> DIRECTIONS FOR THIS TASK:
Exact repetition of every entry is required.

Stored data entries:
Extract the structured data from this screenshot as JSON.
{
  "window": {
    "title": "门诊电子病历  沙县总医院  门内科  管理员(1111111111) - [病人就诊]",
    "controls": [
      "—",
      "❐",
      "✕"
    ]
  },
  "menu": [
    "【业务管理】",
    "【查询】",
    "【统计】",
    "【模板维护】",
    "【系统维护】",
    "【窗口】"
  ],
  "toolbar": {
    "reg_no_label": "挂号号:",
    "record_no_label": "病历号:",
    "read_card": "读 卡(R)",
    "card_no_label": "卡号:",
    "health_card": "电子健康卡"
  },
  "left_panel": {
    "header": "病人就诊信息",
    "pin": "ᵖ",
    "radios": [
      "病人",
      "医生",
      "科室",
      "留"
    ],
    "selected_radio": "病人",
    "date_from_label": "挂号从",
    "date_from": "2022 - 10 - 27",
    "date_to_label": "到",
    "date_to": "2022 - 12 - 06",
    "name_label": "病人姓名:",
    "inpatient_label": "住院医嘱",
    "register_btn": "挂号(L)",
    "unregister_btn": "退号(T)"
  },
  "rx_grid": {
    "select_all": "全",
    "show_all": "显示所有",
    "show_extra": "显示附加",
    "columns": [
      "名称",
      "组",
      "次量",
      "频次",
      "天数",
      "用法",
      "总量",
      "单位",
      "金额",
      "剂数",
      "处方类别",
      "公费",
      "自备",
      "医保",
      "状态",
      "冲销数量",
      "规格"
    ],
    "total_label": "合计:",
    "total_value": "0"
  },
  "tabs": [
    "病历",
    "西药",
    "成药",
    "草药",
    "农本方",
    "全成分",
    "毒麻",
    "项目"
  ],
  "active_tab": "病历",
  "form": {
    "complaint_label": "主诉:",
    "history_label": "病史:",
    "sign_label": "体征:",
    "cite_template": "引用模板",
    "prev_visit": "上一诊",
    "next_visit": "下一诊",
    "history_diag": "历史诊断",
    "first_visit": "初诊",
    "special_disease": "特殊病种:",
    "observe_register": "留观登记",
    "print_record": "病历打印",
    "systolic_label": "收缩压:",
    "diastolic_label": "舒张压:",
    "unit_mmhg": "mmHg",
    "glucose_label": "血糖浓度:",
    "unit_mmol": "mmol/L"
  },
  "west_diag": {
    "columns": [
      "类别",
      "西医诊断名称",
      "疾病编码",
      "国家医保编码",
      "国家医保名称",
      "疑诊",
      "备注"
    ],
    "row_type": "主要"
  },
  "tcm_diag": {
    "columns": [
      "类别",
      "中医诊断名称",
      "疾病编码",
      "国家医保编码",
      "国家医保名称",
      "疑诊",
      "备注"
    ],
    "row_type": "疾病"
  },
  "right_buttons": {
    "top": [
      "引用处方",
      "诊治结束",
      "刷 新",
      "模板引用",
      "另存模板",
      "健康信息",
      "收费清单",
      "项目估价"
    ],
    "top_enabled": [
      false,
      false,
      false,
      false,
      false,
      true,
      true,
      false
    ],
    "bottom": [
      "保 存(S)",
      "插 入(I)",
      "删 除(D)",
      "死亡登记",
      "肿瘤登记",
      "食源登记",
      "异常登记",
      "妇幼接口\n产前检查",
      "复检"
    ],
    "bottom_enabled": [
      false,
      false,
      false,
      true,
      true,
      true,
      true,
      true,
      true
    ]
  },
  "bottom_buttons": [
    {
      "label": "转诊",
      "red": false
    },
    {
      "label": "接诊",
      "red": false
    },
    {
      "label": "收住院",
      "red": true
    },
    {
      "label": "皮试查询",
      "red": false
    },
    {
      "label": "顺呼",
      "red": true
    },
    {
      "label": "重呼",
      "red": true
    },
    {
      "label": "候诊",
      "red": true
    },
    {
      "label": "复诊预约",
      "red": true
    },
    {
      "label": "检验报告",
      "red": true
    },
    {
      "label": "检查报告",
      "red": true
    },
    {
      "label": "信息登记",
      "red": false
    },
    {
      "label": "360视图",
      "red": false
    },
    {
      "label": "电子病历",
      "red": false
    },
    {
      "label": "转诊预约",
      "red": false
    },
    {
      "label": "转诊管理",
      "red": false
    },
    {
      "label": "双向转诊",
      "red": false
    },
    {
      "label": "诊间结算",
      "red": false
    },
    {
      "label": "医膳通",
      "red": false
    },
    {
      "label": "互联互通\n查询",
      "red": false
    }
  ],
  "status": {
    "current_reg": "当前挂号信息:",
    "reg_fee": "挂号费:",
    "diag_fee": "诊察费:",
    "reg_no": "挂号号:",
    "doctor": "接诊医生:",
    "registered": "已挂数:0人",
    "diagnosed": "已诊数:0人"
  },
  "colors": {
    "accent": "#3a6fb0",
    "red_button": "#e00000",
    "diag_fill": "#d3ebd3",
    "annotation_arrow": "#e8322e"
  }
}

> OUTPUT FOR THIS TASK:
Extract the structured data from this screenshot as JSON.
{
  "window": {
    "title": "门诊电子病历  沙县总医院  门内科  管理员(1111111111) - [病人就诊]",
    "controls": [
      "—",
      "❐",
      "✕"
    ]
  },
  "menu": [
    "【业务管理】",
    "【查询】",
    "【统计】",
    "【模板维护】",
    "【系统维护】",
    "【窗口】"
  ],
  "toolbar": {
    "reg_no_label": "挂号号:",
    "record_no_label": "病历号:",
    "read_card": "读 卡(R)",
    "card_no_label": "卡号:",
    "health_card": "电子健康卡"
  },
  "left_panel": {
    "header": "病人就诊信息",
    "pin": "ᵖ",
    "radios": [
      "病人",
      "医生",
      "科室",
      "留"
    ],
    "selected_radio": "病人",
    "date_from_label": "挂号从",
    "date_from": "2022 - 10 - 27",
    "date_to_label": "到",
    "date_to": "2022 - 12 - 06",
    "name_label": "病人姓名:",
    "inpatient_label": "住院医嘱",
    "register_btn": "挂号(L)",
    "unregister_btn": "退号(T)"
  },
  "rx_grid": {
    "select_all": "全",
    "show_all": "显示所有",
    "show_extra": "显示附加",
    "columns": [
      "名称",
      "组",
      "次量",
      "频次",
      "天数",
      "用法",
      "总量",
      "单位",
      "金额",
      "剂数",
      "处方类别",
      "公费",
      "自备",
      "医保",
      "状态",
      "冲销数量",
      "规格"
    ],
    "total_label": "合计:",
    "total_value": "0"
  },
  "tabs": [
    "病历",
    "西药",
    "成药",
    "草药",
    "农本方",
    "全成分",
    "毒麻",
    "项目"
  ],
  "active_tab": "病历",
  "form": {
    "complaint_label": "主诉:",
    "history_label": "病史:",
    "sign_label": "体征:",
    "cite_template": "引用模板",
    "prev_visit": "上一诊",
    "next_visit": "下一诊",
    "history_diag": "历史诊断",
    "first_visit": "初诊",
    "special_disease": "特殊病种:",
    "observe_register": "留观登记",
    "print_record": "病历打印",
    "systolic_label": "收缩压:",
    "diastolic_label": "舒张压:",
    "unit_mmhg": "mmHg",
    "glucose_label": "血糖浓度:",
    "unit_mmol": "mmol/L"
  },
  "west_diag": {
    "columns": [
      "类别",
      "西医诊断名称",
      "疾病编码",
      "国家医保编码",
      "国家医保名称",
      "疑诊",
      "备注"
    ],
    "row_type": "主要"
  },
  "tcm_diag": {
    "columns": [
      "类别",
      "中医诊断名称",
      "疾病编码",
      "国家医保编码",
      "国家医保名称",
      "疑诊",
      "备注"
    ],
    "row_type": "疾病"
  },
  "right_buttons": {
    "top": [
      "引用处方",
      "诊治结束",
      "刷 新",
      "模板引用",
      "另存模板",
      "健康信息",
      "收费清单",
      "项目估价"
    ],
    "top_enabled": [
      false,
      false,
      false,
      false,
      false,
      true,
      true,
      false
    ],
    "bottom": [
      "保 存(S)",
      "插 入(I)",
      "删 除(D)",
      "死亡登记",
      "肿瘤登记",
      "食源登记",
      "异常登记",
      "妇幼接口\n产前检查",
      "复检"
    ],
    "bottom_enabled": [
      false,
      false,
      false,
      true,
      true,
      true,
      true,
      true,
      true
    ]
  },
  "bottom_buttons": [
    {
      "label": "转诊",
      "red": false
    },
    {
      "label": "接诊",
      "red": false
    },
    {
      "label": "收住院",
      "red": true
    },
    {
      "label": "皮试查询",
      "red": false
    },
    {
      "label": "顺呼",
      "red": true
    },
    {
      "label": "重呼",
      "red": true
    },
    {
      "label": "候诊",
      "red": true
    },
    {
      "label": "复诊预约",
      "red": true
    },
    {
      "label": "检验报告",
      "red": true
    },
    {
      "label": "检查报告",
      "red": true
    },
    {
      "label": "信息登记",
      "red": false
    },
    {
      "label": "360视图",
      "red": false
    },
    {
      "label": "电子病历",
      "red": false
    },
    {
      "label": "转诊预约",
      "red": false
    },
    {
      "label": "转诊管理",
      "red": false
    },
    {
      "label": "双向转诊",
      "red": false
    },
    {
      "label": "诊间结算",
      "red": false
    },
    {
      "label": "医膳通",
      "red": false
    },
    {
      "label": "互联互通\n查询",
      "red": false
    }
  ],
  "status": {
    "current_reg": "当前挂号信息:",
    "reg_fee": "挂号费:",
    "diag_fee": "诊察费:",
    "reg_no": "挂号号:",
    "doctor": "接诊医生:",
    "registered": "已挂数:0人",
    "diagnosed": "已诊数:0人"
  },
  "colors": {
    "accent": "#3a6fb0",
    "red_button": "#e00000",
    "diag_fill": "#d3ebd3",
    "annotation_arrow": "#e8322e"
  }
}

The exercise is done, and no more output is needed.